Stored records
╭──
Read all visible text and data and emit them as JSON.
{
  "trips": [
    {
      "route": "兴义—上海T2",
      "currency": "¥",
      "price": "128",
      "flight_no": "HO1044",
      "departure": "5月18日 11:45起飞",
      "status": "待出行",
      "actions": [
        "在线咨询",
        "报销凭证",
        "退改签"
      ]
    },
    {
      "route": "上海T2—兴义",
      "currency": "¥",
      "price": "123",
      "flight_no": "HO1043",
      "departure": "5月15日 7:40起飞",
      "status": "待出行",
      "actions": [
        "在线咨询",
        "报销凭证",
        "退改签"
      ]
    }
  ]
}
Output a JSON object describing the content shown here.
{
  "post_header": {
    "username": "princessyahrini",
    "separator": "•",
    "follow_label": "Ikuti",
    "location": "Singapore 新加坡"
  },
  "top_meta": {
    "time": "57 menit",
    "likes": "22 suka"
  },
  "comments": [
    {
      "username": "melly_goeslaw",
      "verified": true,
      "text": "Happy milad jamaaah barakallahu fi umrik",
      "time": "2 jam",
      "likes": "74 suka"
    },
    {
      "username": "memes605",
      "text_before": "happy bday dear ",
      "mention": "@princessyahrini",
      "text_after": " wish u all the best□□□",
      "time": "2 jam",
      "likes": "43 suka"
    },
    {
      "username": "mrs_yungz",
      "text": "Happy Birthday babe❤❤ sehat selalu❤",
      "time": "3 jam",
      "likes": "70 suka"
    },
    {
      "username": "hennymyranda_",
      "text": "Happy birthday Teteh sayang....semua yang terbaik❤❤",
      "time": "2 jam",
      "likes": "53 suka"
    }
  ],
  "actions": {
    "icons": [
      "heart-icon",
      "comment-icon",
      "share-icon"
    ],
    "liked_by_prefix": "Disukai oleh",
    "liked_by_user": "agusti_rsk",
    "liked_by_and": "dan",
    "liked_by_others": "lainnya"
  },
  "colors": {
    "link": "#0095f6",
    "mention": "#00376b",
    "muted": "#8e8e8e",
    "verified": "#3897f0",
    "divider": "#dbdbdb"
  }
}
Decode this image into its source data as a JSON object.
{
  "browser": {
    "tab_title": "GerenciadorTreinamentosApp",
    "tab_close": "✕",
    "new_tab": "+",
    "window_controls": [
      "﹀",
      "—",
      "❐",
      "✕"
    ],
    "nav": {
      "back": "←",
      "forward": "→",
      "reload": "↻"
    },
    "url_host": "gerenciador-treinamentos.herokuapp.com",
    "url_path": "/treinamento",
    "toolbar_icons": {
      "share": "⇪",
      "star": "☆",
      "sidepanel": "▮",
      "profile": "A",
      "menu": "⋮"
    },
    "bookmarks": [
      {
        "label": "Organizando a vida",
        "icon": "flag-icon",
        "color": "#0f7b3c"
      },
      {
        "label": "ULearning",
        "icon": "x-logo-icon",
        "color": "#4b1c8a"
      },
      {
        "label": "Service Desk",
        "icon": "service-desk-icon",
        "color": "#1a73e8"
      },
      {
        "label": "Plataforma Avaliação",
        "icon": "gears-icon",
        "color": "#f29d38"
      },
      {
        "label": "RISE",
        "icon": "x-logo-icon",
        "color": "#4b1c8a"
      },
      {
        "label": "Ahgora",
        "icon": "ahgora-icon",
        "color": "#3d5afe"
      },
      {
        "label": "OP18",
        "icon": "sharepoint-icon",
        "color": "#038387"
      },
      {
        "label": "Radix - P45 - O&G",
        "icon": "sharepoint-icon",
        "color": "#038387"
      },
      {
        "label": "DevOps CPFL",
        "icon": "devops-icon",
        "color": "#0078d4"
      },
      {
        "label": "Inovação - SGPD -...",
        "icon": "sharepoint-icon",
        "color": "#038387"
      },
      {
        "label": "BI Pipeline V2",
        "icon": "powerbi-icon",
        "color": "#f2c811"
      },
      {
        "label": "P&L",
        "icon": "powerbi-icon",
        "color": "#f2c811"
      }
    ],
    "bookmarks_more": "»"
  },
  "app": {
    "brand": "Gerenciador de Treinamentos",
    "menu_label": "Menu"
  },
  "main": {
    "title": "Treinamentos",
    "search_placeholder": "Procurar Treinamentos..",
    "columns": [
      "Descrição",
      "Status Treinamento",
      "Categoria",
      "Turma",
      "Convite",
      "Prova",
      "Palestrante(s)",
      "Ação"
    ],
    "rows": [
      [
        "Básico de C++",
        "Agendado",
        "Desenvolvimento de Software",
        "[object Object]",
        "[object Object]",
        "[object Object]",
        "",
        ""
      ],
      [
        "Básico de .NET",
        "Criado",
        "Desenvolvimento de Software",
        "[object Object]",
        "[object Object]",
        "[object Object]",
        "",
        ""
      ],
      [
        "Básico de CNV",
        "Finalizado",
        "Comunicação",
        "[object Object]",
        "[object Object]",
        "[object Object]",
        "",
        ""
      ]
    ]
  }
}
╰──
STATED TASK: Exactly as shown above, return every record.

SOLVED EXERCISE:
Read all visible text and data and emit them as JSON.
{
  "trips": [
    {
      "route": "兴义—上海T2",
      "currency": "¥",
      "price": "128",
      "flight_no": "HO1044",
      "departure": "5月18日 11:45起飞",
      "status": "待出行",
      "actions": [
        "在线咨询",
        "报销凭证",
        "退改签"
      ]
    },
    {
      "route": "上海T2—兴义",
      "currency": "¥",
      "price": "123",
      "flight_no": "HO1043",
      "departure": "5月15日 7:40起飞",
      "status": "待出行",
      "actions": [
        "在线咨询",
        "报销凭证",
        "退改签"
      ]
    }
  ]
}
Output a JSON object describing the content shown here.
{
  "post_header": {
    "username": "princessyahrini",
    "separator": "•",
    "follow_label": "Ikuti",
    "location": "Singapore 新加坡"
  },
  "top_meta": {
    "time": "57 menit",
    "likes": "22 suka"
  },
  "comments": [
    {
      "username": "melly_goeslaw",
      "verified": true,
      "text": "Happy milad jamaaah barakallahu fi umrik",
      "time": "2 jam",
      "likes": "74 suka"
    },
    {
      "username": "memes605",
      "text_before": "happy bday dear ",
      "mention": "@princessyahrini",
      "text_after": " wish u all the best□□□",
      "time": "2 jam",
      "likes": "43 suka"
    },
    {
      "username": "mrs_yungz",
      "text": "Happy Birthday babe❤❤ sehat selalu❤",
      "time": "3 jam",
      "likes": "70 suka"
    },
    {
      "username": "hennymyranda_",
      "text": "Happy birthday Teteh sayang....semua yang terbaik❤❤",
      "time": "2 jam",
      "likes": "53 suka"
    }
  ],
  "actions": {
    "icons": [
      "heart-icon",
      "comment-icon",
      "share-icon"
    ],
    "liked_by_prefix": "Disukai oleh",
    "liked_by_user": "agusti_rsk",
    "liked_by_and": "dan",
    "liked_by_others": "lainnya"
  },
  "colors": {
    "link": "#0095f6",
    "mention": "#00376b",
    "muted": "#8e8e8e",
    "verified": "#3897f0",
    "divider": "#dbdbdb"
  }
}
Decode this image into its source data as a JSON object.
{
  "browser": {
    "tab_title": "GerenciadorTreinamentosApp",
    "tab_close": "✕",
    "new_tab": "+",
    "window_controls": [
      "﹀",
      "—",
      "❐",
      "✕"
    ],
    "nav": {
      "back": "←",
      "forward": "→",
      "reload": "↻"
    },
    "url_host": "gerenciador-treinamentos.herokuapp.com",
    "url_path": "/treinamento",
    "toolbar_icons": {
      "share": "⇪",
      "star": "☆",
      "sidepanel": "▮",
      "profile": "A",
      "menu": "⋮"
    },
    "bookmarks": [
      {
        "label": "Organizando a vida",
        "icon": "flag-icon",
        "color": "#0f7b3c"
      },
      {
        "label": "ULearning",
        "icon": "x-logo-icon",
        "color": "#4b1c8a"
      },
      {
        "label": "Service Desk",
        "icon": "service-desk-icon",
        "color": "#1a73e8"
      },
      {
        "label": "Plataforma Avaliação",
        "icon": "gears-icon",
        "color": "#f29d38"
      },
      {
        "label": "RISE",
        "icon": "x-logo-icon",
        "color": "#4b1c8a"
      },
      {
        "label": "Ahgora",
        "icon": "ahgora-icon",
        "color": "#3d5afe"
      },
      {
        "label": "OP18",
        "icon": "sharepoint-icon",
        "color": "#038387"
      },
      {
        "label": "Radix - P45 - O&G",
        "icon": "sharepoint-icon",
        "color": "#038387"
      },
      {
        "label": "DevOps CPFL",
        "icon": "devops-icon",
        "color": "#0078d4"
      },
      {
        "label": "Inovação - SGPD -...",
        "icon": "sharepoint-icon",
        "color": "#038387"
      },
      {
        "label": "BI Pipeline V2",
        "icon": "powerbi-icon",
        "color": "#f2c811"
      },
      {
        "label": "P&L",
        "icon": "powerbi-icon",
        "color": "#f2c811"
      }
    ],
    "bookmarks_more": "»"
  },
  "app": {
    "brand": "Gerenciador de Treinamentos",
    "menu_label": "Menu"
  },
  "main": {
    "title": "Treinamentos",
    "search_placeholder": "Procurar Treinamentos..",
    "columns": [
      "Descrição",
      "Status Treinamento",
      "Categoria",
      "Turma",
      "Convite",
      "Prova",
      "Palestrante(s)",
      "Ação"
    ],
    "rows": [
      [
        "Básico de C++",
        "Agendado",
        "Desenvolvimento de Software",
        "[object Object]",
        "[object Object]",
        "[object Object]",
        "",
        ""
      ],
      [
        "Básico de .NET",
        "Criado",
        "Desenvolvimento de Software",
        "[object Object]",
        "[object Object]",
        "[object Object]",
        "",
        ""
      ],
      [
        "Básico de CNV",
        "Finalizado",
        "Comunicação",
        "[object Object]",
        "[object Object]",
        "[object Object]",
        "",
        ""
      ]
    ]
  }
}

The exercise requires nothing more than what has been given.